** Exercises to complete **
**a)** In the post on spark and injector checks, translate this sentence into Spanish: "When I rotate the CAS I see good spark on all plugs."
**b)** Answer these questions from the post on spark and injector checks, one answer per line with matching labels:
(i) Where were the spark plugs left after they were removed?
(ii) How many injectors did the writer touch with a finger?
(iii) What did the writer press an ear against while rotating the CAS?
**c)** Resume the post on spark and injector checks, picking up right after its final sentence.

I took the CAS out and I removed the spark plugs and left the plugs connected to their wires and laying on top of the cam cover.
When I rotate the CAS I see good spark on all plugs.

I tried looking in to the cylinders through the plug holes hoping to see some atomised fuel if at least one of the intake valves was in the open position but I did
not see any fuel vapor at all.
I put a finger on two of the injectors to see if I could feel a click when I rotated the CAS but I felt nothing.
I got a long screwdriver and held the blade to the injector plastic body and to the metal boss that the injector fits into and placing my ear on the end of the handle while I rotated the CAS, I could not hear any clicking.

Has anyone tried this screwdriver technique before, if so how easy is it to hear the injector sound?
Can anyone tell me if I should have been able to feel the injector clicking with my finger touching it?

** Recorded data **
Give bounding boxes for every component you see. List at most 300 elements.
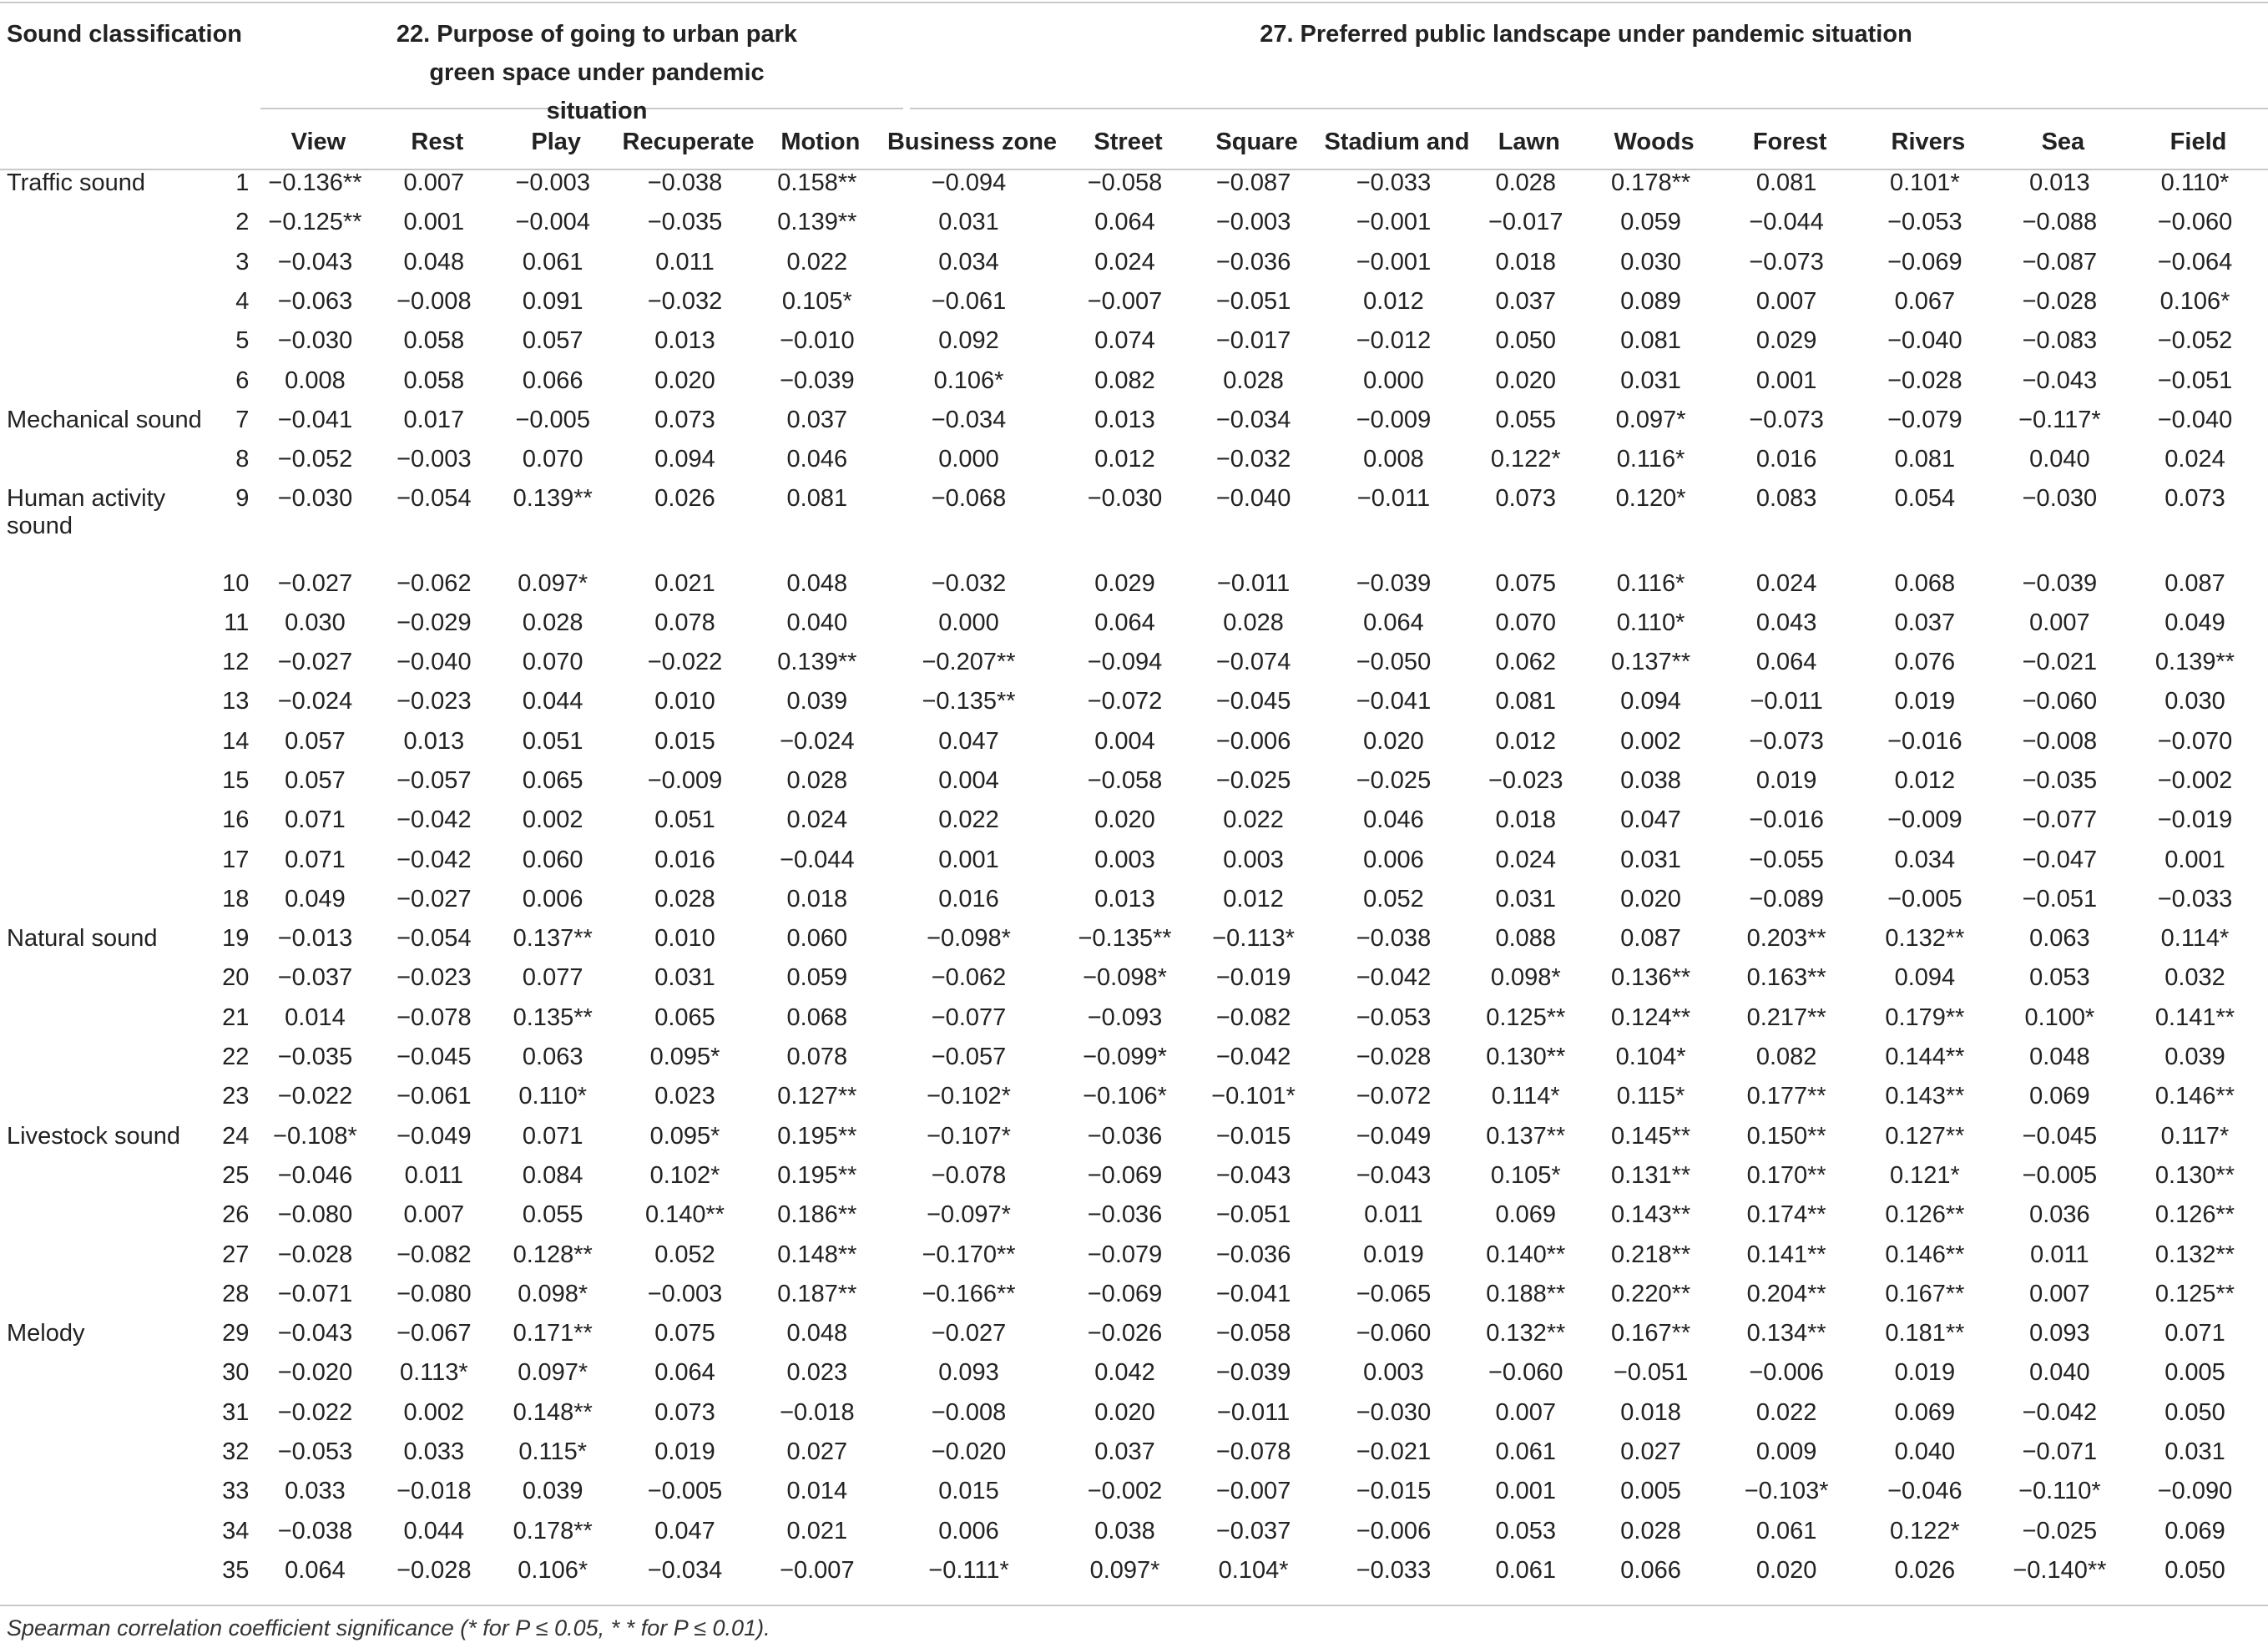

** Answers for this exercise **
**a)** Cuando giro el CAS veo una buena chispa en todas las bujías.

**b)**
(i) On top of the cam cover, still connected to their wires.
(ii) Two.
(iii) The end of the screwdriver handle.

**c)**
I was hoping to see the fuel pressure on my AFPR gauge slowly drop as the injectors sprayed fuel into the cylinders, but every time I rotate the CAS the ECU momentarily activates the fuel pump. So I disconnected the power to the fuel pump.
When I rotate the CAS now the fuel pressure does not drop at all. As liquid is not compressible I would expect an immediate noticeable drop in fuel pressure on the AFPR gauge, but the fuel pressure did not appear to drop at all.

I also used a multimeter and back probed the white and black wires on the CAS plug and I can see the CAS pulsing the 5V on both cam and crank timing wires so I know the CAS is working properly.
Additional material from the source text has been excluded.